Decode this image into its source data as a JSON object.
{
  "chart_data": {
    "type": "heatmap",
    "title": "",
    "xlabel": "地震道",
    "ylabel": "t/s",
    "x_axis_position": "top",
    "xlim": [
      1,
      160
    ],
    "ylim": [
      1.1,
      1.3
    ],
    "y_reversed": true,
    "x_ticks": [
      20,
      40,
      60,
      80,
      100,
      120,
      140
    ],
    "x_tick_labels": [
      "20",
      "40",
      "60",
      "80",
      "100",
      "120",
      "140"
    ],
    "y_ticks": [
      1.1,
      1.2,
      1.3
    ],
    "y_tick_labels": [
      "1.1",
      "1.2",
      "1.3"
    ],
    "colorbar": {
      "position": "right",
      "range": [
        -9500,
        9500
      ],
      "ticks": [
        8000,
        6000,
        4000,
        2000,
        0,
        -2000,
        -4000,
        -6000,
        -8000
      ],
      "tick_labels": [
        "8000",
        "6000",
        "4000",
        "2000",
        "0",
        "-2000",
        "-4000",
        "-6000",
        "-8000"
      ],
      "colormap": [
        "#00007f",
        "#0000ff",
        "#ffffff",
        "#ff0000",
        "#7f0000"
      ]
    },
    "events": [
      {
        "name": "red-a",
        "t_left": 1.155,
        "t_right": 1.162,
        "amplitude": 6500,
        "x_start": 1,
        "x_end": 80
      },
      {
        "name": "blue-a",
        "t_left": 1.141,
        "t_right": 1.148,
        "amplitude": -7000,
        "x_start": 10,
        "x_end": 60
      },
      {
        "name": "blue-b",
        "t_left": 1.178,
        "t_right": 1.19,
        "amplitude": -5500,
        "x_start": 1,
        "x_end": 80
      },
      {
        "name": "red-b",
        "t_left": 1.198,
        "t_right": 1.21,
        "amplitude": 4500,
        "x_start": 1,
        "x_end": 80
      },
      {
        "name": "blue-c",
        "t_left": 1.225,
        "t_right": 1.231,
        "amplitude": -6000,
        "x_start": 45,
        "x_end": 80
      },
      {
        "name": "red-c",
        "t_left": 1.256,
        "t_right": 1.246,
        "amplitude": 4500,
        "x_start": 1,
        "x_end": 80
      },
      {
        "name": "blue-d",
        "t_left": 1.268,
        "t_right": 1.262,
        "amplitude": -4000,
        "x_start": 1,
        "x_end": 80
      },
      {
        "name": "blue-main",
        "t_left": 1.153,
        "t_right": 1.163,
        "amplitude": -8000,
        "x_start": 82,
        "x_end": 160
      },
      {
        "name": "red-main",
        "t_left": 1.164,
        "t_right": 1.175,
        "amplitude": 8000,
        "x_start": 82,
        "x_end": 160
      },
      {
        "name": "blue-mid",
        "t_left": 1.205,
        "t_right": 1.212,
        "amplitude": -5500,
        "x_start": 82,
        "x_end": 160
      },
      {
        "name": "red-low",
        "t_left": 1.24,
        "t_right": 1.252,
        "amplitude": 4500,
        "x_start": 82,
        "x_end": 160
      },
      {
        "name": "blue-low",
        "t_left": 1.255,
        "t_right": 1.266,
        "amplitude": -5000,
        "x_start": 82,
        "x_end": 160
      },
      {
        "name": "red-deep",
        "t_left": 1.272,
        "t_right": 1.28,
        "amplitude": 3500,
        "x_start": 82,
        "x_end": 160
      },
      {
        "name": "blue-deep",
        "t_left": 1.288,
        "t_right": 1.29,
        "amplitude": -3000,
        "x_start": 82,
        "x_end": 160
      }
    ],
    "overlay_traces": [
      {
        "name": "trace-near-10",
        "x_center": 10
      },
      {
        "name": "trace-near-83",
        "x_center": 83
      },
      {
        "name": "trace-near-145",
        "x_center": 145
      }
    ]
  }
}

# # # # #

Each line of the material must be restated exactly.

Decode this image into its source data as a JSON object.
{
  "chart_data": {
    "type": "heatmap",
    "title": "",
    "xlabel": "地震道",
    "ylabel": "t/s",
    "x_axis_position": "top",
    "xlim": [
      1,
      160
    ],
    "ylim": [
      1.1,
      1.3
    ],
    "y_reversed": true,
    "x_ticks": [
      20,
      40,
      60,
      80,
      100,
      120,
      140
    ],
    "x_tick_labels": [
      "20",
      "40",
      "60",
      "80",
      "100",
      "120",
      "140"
    ],
    "y_ticks": [
      1.1,
      1.2,
      1.3
    ],
    "y_tick_labels": [
      "1.1",
      "1.2",
      "1.3"
    ],
    "colorbar": {
      "position": "right",
      "range": [
        -9500,
        9500
      ],
      "ticks": [
        8000,
        6000,
        4000,
        2000,
        0,
        -2000,
        -4000,
        -6000,
        -8000
      ],
      "tick_labels": [
        "8000",
        "6000",
        "4000",
        "2000",
        "0",
        "-2000",
        "-4000",
        "-6000",
        "-8000"
      ],
      "colormap": [
        "#00007f",
        "#0000ff",
        "#ffffff",
        "#ff0000",
        "#7f0000"
      ]
    },
    "events": [
      {
        "name": "red-a",
        "t_left": 1.155,
        "t_right": 1.162,
        "amplitude": 6500,
        "x_start": 1,
        "x_end": 80
      },
      {
        "name": "blue-a",
        "t_left": 1.141,
        "t_right": 1.148,
        "amplitude": -7000,
        "x_start": 10,
        "x_end": 60
      },
      {
        "name": "blue-b",
        "t_left": 1.178,
        "t_right": 1.19,
        "amplitude": -5500,
        "x_start": 1,
        "x_end": 80
      },
      {
        "name": "red-b",
        "t_left": 1.198,
        "t_right": 1.21,
        "amplitude": 4500,
        "x_start": 1,
        "x_end": 80
      },
      {
        "name": "blue-c",
        "t_left": 1.225,
        "t_right": 1.231,
        "amplitude": -6000,
        "x_start": 45,
        "x_end": 80
      },
      {
        "name": "red-c",
        "t_left": 1.256,
        "t_right": 1.246,
        "amplitude": 4500,
        "x_start": 1,
        "x_end": 80
      },
      {
        "name": "blue-d",
        "t_left": 1.268,
        "t_right": 1.262,
        "amplitude": -4000,
        "x_start": 1,
        "x_end": 80
      },
      {
        "name": "blue-main",
        "t_left": 1.153,
        "t_right": 1.163,
        "amplitude": -8000,
        "x_start": 82,
        "x_end": 160
      },
      {
        "name": "red-main",
        "t_left": 1.164,
        "t_right": 1.175,
        "amplitude": 8000,
        "x_start": 82,
        "x_end": 160
      },
      {
        "name": "blue-mid",
        "t_left": 1.205,
        "t_right": 1.212,
        "amplitude": -5500,
        "x_start": 82,
        "x_end": 160
      },
      {
        "name": "red-low",
        "t_left": 1.24,
        "t_right": 1.252,
        "amplitude": 4500,
        "x_start": 82,
        "x_end": 160
      },
      {
        "name": "blue-low",
        "t_left": 1.255,
        "t_right": 1.266,
        "amplitude": -5000,
        "x_start": 82,
        "x_end": 160
      },
      {
        "name": "red-deep",
        "t_left": 1.272,
        "t_right": 1.28,
        "amplitude": 3500,
        "x_start": 82,
        "x_end": 160
      },
      {
        "name": "blue-deep",
        "t_left": 1.288,
        "t_right": 1.29,
        "amplitude": -3000,
        "x_start": 82,
        "x_end": 160
      }
    ],
    "overlay_traces": [
      {
        "name": "trace-near-10",
        "x_center": 10
      },
      {
        "name": "trace-near-83",
        "x_center": 83
      },
      {
        "name": "trace-near-145",
        "x_center": 145
      }
    ]
  }
}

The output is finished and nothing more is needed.